→ GIVEN ENTRIES:
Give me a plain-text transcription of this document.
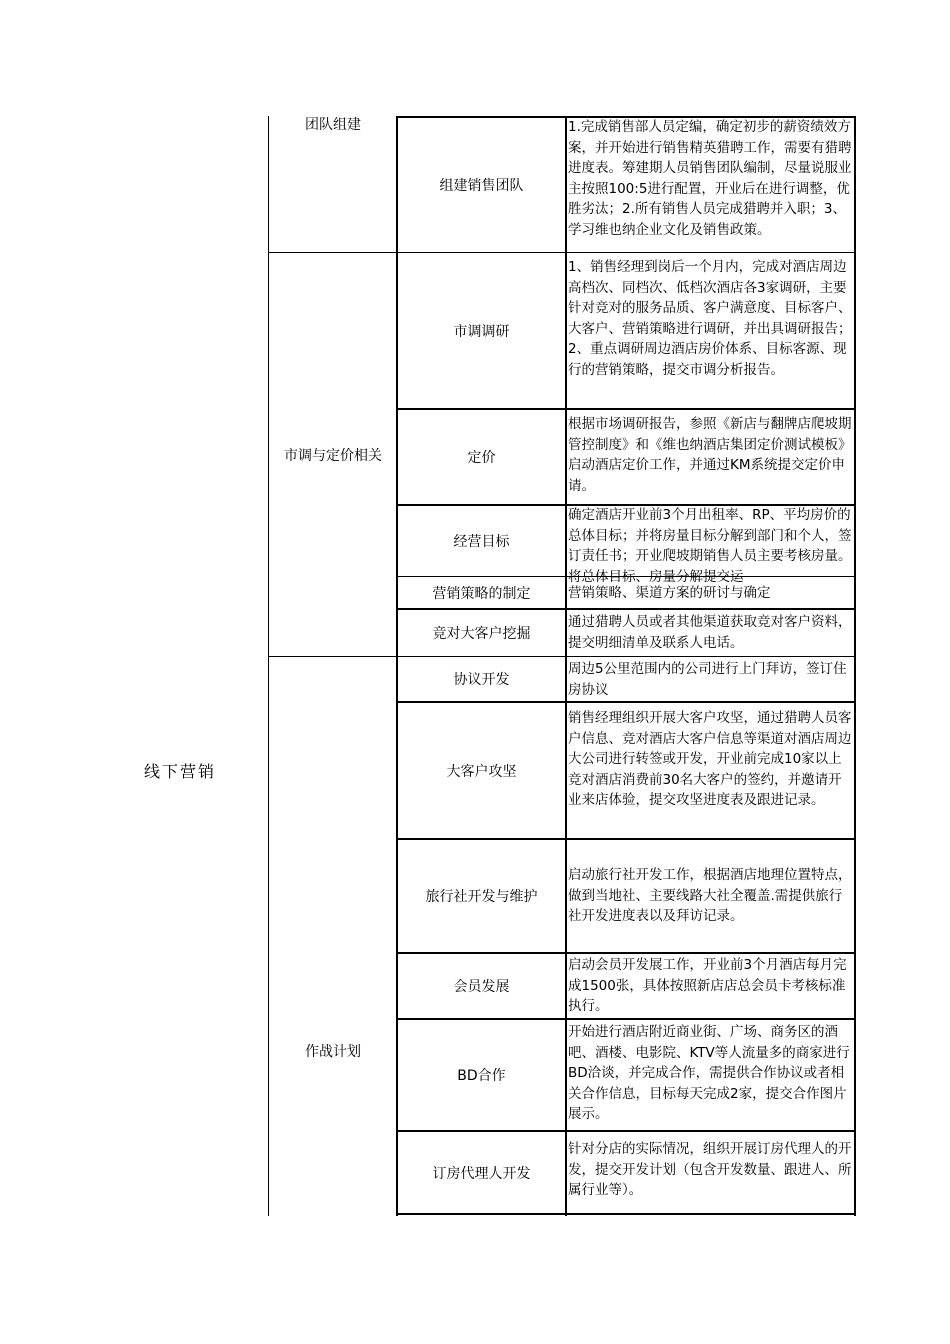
线下营销
团队组建
市调与定价相关
作战计划
组建销售团队
市调调研
定价
经营目标
营销策略的制定
竞对大客户挖掘
协议开发
大客户攻坚
旅行社开发与维护
会员发展
BD合作
订房代理人开发
1.完成销售部人员定编，确定初步的薪资绩效方案，并开始进行销售精英猎聘工作，需要有猎聘进度表。筹建期人员销售团队编制，尽量说服业主按照100:5进行配置，开业后在进行调整，优胜劣汰；2.所有销售人员完成猎聘并入职；3、学习维也纳企业文化及销售政策。
1、销售经理到岗后一个月内，完成对酒店周边高档次、同档次、低档次酒店各3家调研，主要针对竞对的服务品质、客户满意度、目标客户、大客户、营销策略进行调研，并出具调研报告；2、重点调研周边酒店房价体系、目标客源、现行的营销策略，提交市调分析报告。
根据市场调研报告，参照《新店与翻牌店爬坡期管控制度》和《维也纳酒店集团定价测试模板》启动酒店定价工作，并通过KM系统提交定价申请。
确定酒店开业前3个月出租率、RP、平均房价的总体目标；并将房量目标分解到部门和个人，签订责任书；开业爬坡期销售人员主要考核房量。将总体目标、房量分解提交运
营销策略、渠道方案的研讨与确定
通过猎聘人员或者其他渠道获取竞对客户资料，提交明细清单及联系人电话。
周边5公里范围内的公司进行上门拜访，签订住房协议
销售经理组织开展大客户攻坚，通过猎聘人员客户信息、竞对酒店大客户信息等渠道对酒店周边大公司进行转签或开发，开业前完成10家以上竞对酒店消费前30名大客户的签约，并邀请开业来店体验，提交攻坚进度表及跟进记录。
启动旅行社开发工作，根据酒店地理位置特点，做到当地社、主要线路大社全覆盖.需提供旅行社开发进度表以及拜访记录。
启动会员开发展工作，开业前3个月酒店每月完成1500张，具体按照新店店总会员卡考核标准执行。
开始进行酒店附近商业街、广场、商务区的酒吧、酒楼、电影院、KTV等人流量多的商家进行BD洽谈，并完成合作，需提供合作协议或者相关合作信息，目标每天完成2家，提交合作图片展示。
针对分店的实际情况，组织开展订房代理人的开发，提交开发计划（包含开发数量、跟进人、所属行业等）。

→ GIVEN PROBLEM: Reproduce the listing word for word and omit its pictures.

→ RESPONSE FOR THIS EXERCISE:
Give me a plain-text transcription of this document.
线下营销
团队组建
市调与定价相关
作战计划
组建销售团队
市调调研
定价
经营目标
营销策略的制定
竞对大客户挖掘
协议开发
大客户攻坚
旅行社开发与维护
会员发展
BD合作
订房代理人开发
1.完成销售部人员定编，确定初步的薪资绩效方案，并开始进行销售精英猎聘工作，需要有猎聘进度表。筹建期人员销售团队编制，尽量说服业主按照100:5进行配置，开业后在进行调整，优胜劣汰；2.所有销售人员完成猎聘并入职；3、学习维也纳企业文化及销售政策。
1、销售经理到岗后一个月内，完成对酒店周边高档次、同档次、低档次酒店各3家调研，主要针对竞对的服务品质、客户满意度、目标客户、大客户、营销策略进行调研，并出具调研报告；2、重点调研周边酒店房价体系、目标客源、现行的营销策略，提交市调分析报告。
根据市场调研报告，参照《新店与翻牌店爬坡期管控制度》和《维也纳酒店集团定价测试模板》启动酒店定价工作，并通过KM系统提交定价申请。
确定酒店开业前3个月出租率、RP、平均房价的总体目标；并将房量目标分解到部门和个人，签订责任书；开业爬坡期销售人员主要考核房量。将总体目标、房量分解提交运
营销策略、渠道方案的研讨与确定
通过猎聘人员或者其他渠道获取竞对客户资料，提交明细清单及联系人电话。
周边5公里范围内的公司进行上门拜访，签订住房协议
销售经理组织开展大客户攻坚，通过猎聘人员客户信息、竞对酒店大客户信息等渠道对酒店周边大公司进行转签或开发，开业前完成10家以上竞对酒店消费前30名大客户的签约，并邀请开业来店体验，提交攻坚进度表及跟进记录。
启动旅行社开发工作，根据酒店地理位置特点，做到当地社、主要线路大社全覆盖.需提供旅行社开发进度表以及拜访记录。
启动会员开发展工作，开业前3个月酒店每月完成1500张，具体按照新店店总会员卡考核标准执行。
开始进行酒店附近商业街、广场、商务区的酒吧、酒楼、电影院、KTV等人流量多的商家进行BD洽谈，并完成合作，需提供合作协议或者相关合作信息，目标每天完成2家，提交合作图片展示。
针对分店的实际情况，组织开展订房代理人的开发，提交开发计划（包含开发数量、跟进人、所属行业等）。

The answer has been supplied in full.